(Dataset records)
──────
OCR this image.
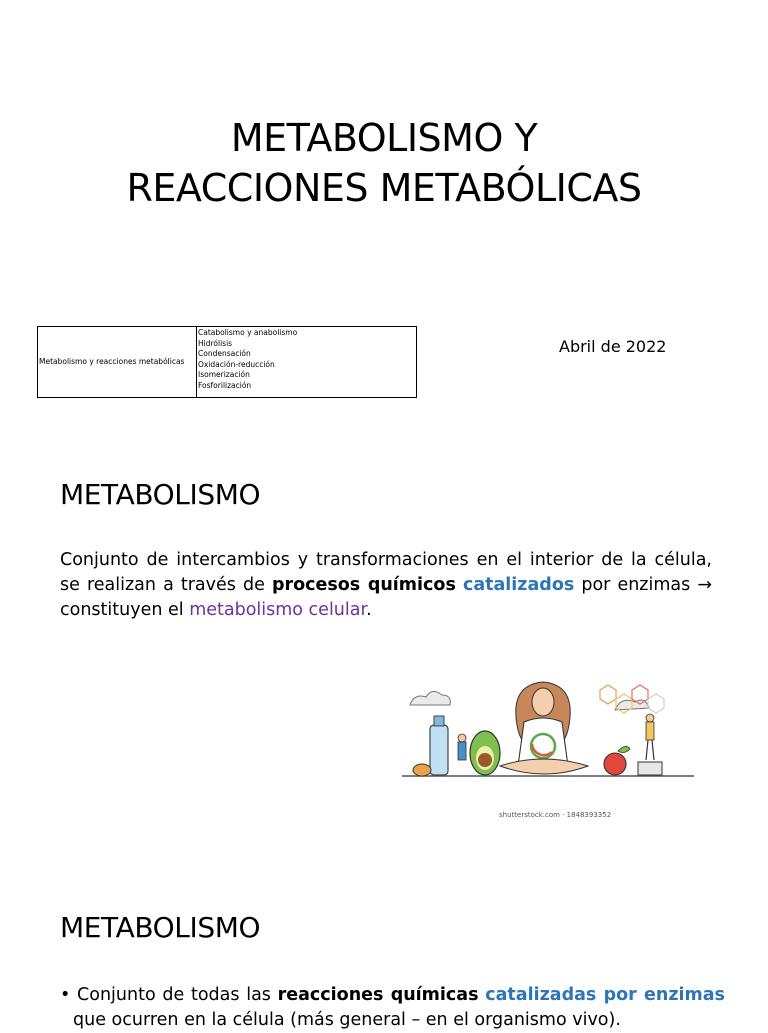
METABOLISMO Y
REACCIONES METABÓLICAS
Metabolismo y reacciones metabólicas
Catabolismo y anabolismo
Hidrólisis
Condensación
Oxidación-reducción
Isomerización
Fosforilización
Abril de 2022
METABOLISMO
Conjunto de intercambios y transformaciones en el interior de la célula, se realizan a través de procesos químicos catalizados por enzimas → constituyen el metabolismo celular.
shutterstock.com · 1848393352
METABOLISMO
• Conjunto de todas las reacciones químicas catalizadas por enzimas que ocurren en la célula (más general – en el organismo vivo).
──────
■ **Task directions**
The data should be printed again unchanged; leave its pictures out.

■ **Exercise answer**
OCR this image.
METABOLISMO Y
REACCIONES METABÓLICAS
Metabolismo y reacciones metabólicas
Catabolismo y anabolismo
Hidrólisis
Condensación
Oxidación-reducción
Isomerización
Fosforilización
Abril de 2022
METABOLISMO
Conjunto de intercambios y transformaciones en el interior de la célula, se realizan a través de procesos químicos catalizados por enzimas → constituyen el metabolismo celular.
shutterstock.com · 1848393352
METABOLISMO
• Conjunto de todas las reacciones químicas catalizadas por enzimas que ocurren en la célula (más general – en el organismo vivo).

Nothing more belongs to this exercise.